Problem statement: For the records below, give the count of lines holding the word "true" and nothing more.

Available data:
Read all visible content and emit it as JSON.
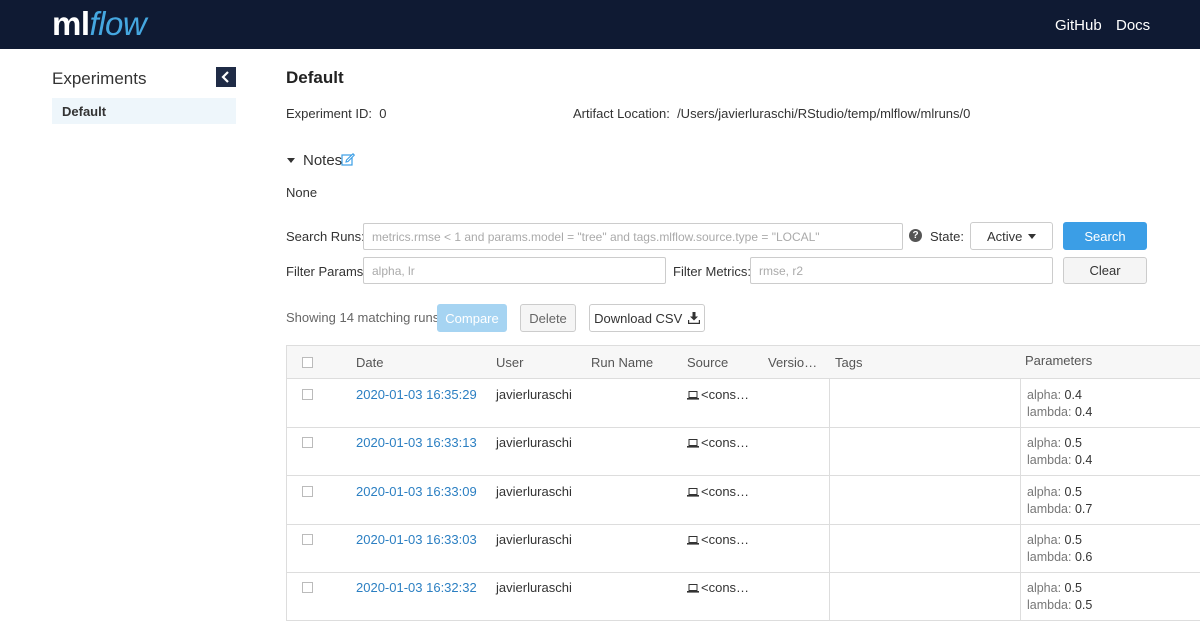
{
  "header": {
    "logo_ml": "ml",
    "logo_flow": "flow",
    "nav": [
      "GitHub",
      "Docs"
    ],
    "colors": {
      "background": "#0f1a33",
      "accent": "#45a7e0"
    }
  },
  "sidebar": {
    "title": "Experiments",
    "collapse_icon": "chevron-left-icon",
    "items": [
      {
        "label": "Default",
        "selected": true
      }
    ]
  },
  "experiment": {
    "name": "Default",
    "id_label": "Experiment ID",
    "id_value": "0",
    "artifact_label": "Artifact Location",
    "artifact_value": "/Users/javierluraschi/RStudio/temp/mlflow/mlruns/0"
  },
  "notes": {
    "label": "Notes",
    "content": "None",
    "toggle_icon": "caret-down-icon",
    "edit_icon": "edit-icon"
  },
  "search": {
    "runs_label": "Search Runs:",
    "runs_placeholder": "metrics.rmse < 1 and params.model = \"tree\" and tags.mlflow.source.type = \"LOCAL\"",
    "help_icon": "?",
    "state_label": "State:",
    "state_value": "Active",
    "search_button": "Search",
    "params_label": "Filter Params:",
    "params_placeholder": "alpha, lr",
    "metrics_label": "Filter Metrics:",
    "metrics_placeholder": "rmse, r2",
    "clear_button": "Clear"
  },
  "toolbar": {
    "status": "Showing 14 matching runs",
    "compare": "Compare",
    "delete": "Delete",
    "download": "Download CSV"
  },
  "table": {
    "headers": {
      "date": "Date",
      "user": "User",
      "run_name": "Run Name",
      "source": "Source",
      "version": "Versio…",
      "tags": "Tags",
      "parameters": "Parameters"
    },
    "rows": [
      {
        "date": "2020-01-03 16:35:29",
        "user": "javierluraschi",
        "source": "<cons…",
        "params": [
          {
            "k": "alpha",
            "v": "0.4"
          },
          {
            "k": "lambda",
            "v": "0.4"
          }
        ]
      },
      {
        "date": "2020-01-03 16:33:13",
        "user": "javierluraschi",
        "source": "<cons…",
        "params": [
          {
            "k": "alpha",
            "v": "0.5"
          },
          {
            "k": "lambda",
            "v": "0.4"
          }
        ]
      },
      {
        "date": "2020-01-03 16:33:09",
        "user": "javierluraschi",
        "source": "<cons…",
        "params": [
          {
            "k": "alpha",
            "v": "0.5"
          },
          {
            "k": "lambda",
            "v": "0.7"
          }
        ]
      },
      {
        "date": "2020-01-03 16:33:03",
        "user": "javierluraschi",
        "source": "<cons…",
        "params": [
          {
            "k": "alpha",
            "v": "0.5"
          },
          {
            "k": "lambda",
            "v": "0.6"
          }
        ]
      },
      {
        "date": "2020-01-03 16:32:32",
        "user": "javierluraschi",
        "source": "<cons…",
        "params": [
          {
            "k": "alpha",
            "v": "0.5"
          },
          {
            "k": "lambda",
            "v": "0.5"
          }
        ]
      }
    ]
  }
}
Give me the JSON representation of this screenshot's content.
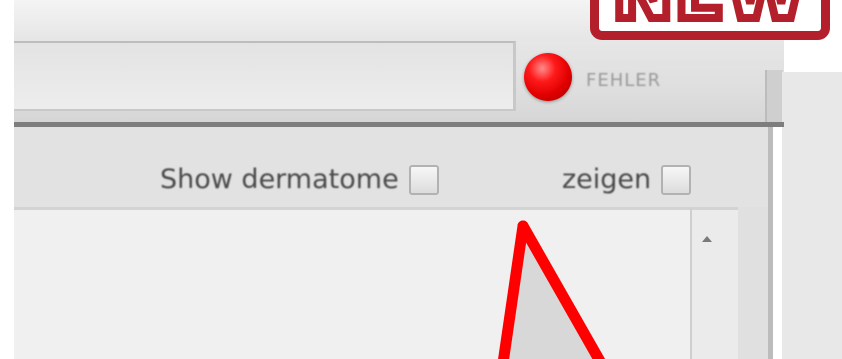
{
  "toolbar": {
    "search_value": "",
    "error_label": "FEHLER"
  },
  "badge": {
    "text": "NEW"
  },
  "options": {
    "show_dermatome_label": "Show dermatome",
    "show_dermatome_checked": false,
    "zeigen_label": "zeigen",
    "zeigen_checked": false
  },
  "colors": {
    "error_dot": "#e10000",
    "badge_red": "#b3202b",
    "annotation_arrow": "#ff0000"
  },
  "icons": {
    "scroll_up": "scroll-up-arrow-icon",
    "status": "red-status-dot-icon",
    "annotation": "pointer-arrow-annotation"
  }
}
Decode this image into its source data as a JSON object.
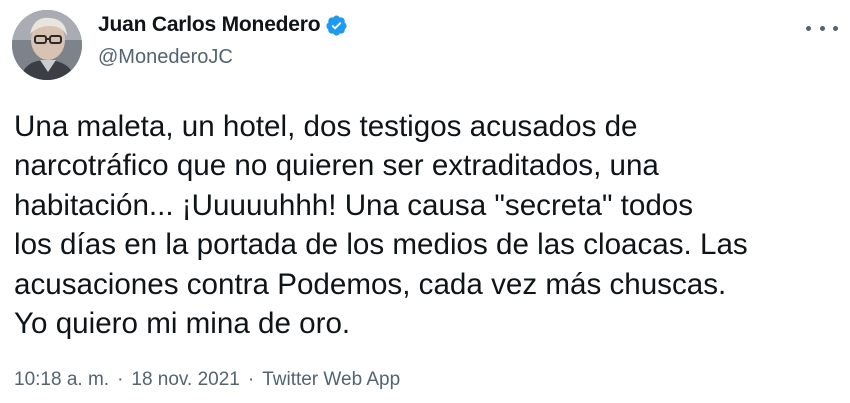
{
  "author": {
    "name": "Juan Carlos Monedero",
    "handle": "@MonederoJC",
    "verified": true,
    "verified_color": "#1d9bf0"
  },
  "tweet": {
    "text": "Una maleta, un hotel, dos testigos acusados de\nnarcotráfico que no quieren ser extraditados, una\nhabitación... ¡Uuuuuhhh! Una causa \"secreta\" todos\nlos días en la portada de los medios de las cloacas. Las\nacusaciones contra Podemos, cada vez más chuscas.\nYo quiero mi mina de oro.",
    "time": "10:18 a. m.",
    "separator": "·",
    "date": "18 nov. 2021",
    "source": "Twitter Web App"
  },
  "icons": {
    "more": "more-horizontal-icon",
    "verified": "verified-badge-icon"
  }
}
* * *
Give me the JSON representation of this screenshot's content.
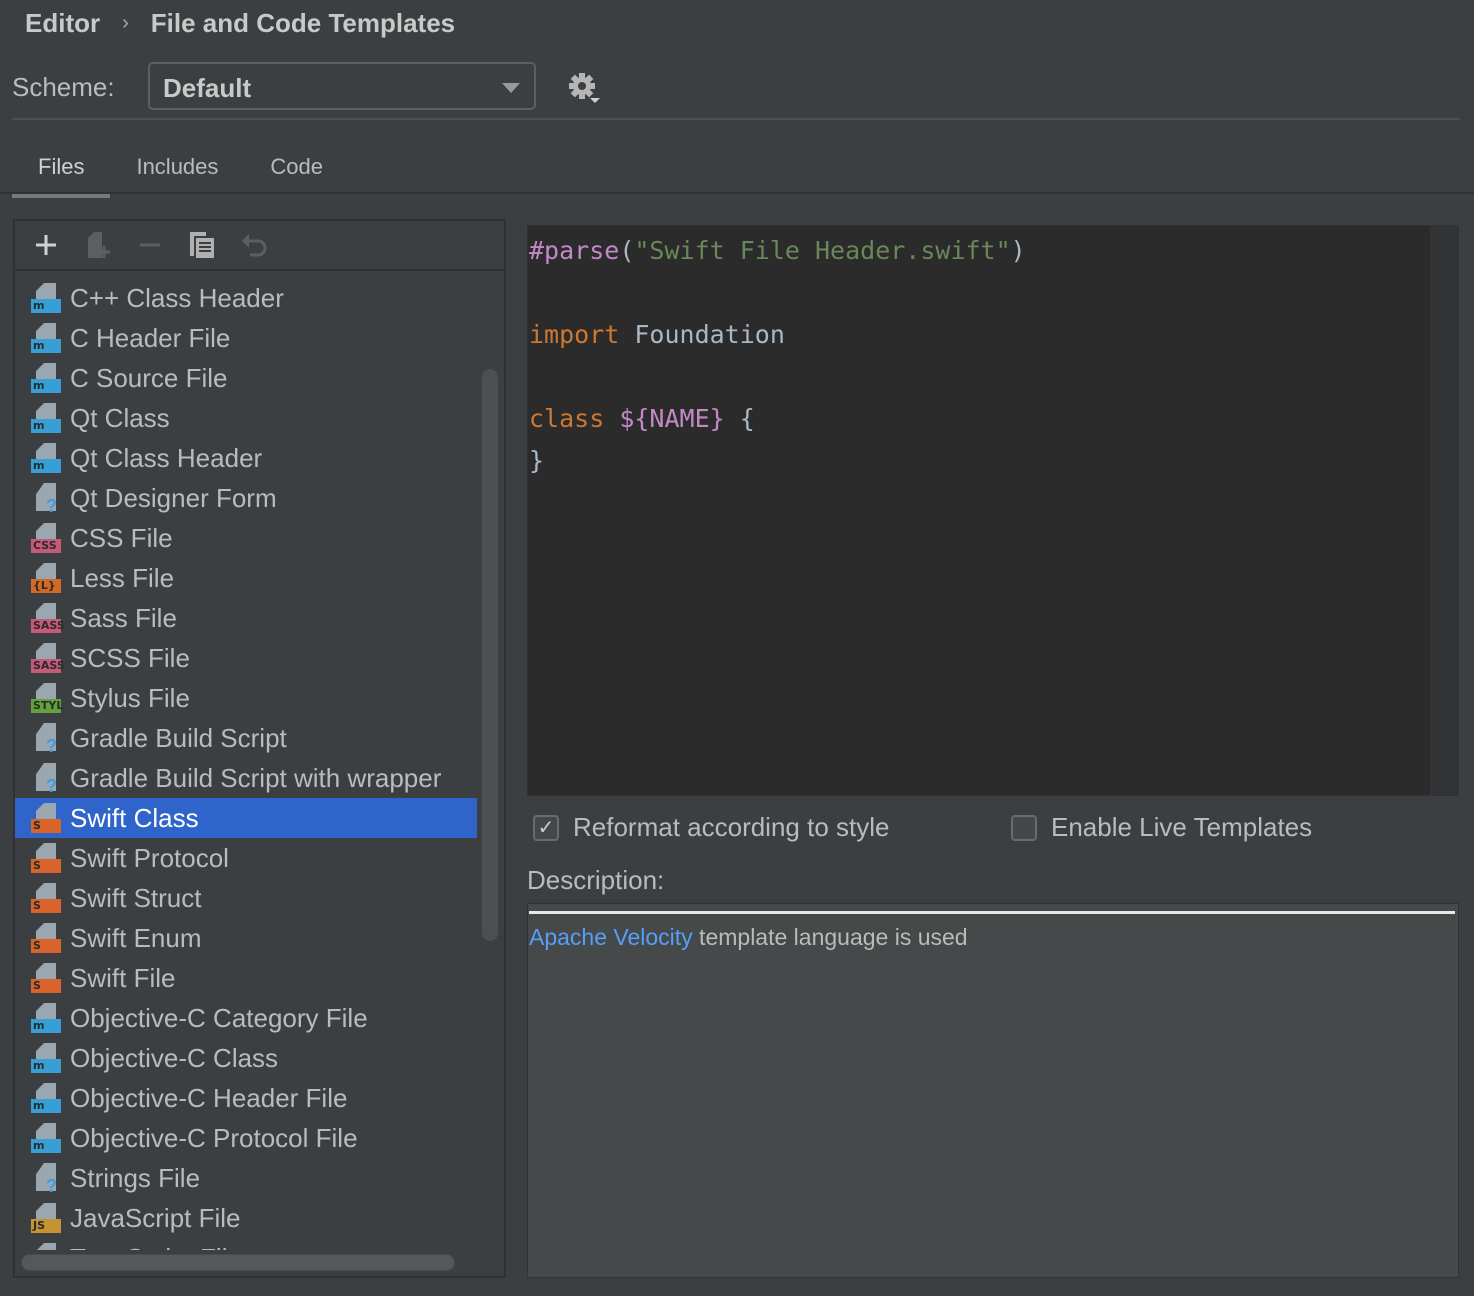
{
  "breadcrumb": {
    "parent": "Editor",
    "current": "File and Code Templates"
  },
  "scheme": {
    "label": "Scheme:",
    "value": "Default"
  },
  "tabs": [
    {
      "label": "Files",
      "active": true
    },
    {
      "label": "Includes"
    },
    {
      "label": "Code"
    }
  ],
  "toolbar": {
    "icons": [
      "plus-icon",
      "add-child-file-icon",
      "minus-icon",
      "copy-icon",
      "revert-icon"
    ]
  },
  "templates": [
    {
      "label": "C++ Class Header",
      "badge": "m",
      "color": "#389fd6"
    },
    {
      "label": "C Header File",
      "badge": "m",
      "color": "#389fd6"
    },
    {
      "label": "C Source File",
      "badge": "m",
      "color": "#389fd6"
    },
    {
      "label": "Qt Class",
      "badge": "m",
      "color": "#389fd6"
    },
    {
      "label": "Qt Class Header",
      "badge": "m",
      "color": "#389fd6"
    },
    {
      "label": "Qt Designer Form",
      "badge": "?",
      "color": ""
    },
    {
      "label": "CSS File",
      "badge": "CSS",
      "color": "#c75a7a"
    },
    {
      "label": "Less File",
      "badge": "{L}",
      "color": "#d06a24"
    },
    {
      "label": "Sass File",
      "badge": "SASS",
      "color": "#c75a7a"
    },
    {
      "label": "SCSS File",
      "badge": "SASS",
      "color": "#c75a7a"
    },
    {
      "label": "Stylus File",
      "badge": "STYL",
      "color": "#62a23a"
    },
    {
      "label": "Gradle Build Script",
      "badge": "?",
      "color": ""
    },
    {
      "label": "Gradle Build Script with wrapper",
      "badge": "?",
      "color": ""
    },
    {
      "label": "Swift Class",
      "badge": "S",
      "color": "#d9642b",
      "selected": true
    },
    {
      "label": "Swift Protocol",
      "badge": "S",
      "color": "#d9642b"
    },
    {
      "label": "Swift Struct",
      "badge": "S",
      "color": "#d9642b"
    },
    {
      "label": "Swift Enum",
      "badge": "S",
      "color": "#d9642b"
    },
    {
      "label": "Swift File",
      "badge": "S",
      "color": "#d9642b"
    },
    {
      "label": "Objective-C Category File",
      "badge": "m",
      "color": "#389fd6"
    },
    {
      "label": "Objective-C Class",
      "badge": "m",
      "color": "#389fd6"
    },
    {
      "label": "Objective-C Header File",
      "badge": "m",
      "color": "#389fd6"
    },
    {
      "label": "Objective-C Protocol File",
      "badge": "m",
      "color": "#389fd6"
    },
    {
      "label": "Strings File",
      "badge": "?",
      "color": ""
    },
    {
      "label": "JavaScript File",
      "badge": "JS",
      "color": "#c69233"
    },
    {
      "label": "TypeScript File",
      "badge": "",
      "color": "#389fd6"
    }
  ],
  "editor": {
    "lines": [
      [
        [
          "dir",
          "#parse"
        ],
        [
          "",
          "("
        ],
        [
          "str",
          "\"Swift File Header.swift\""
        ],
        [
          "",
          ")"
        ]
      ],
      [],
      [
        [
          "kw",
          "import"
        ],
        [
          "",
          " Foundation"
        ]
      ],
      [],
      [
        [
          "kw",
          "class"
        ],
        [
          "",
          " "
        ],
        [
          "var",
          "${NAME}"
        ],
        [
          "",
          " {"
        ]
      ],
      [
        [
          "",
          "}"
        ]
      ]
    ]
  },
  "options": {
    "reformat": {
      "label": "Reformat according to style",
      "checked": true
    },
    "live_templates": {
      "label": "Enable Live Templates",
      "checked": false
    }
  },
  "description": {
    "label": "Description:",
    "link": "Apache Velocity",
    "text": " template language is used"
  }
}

Result of this exercise: 5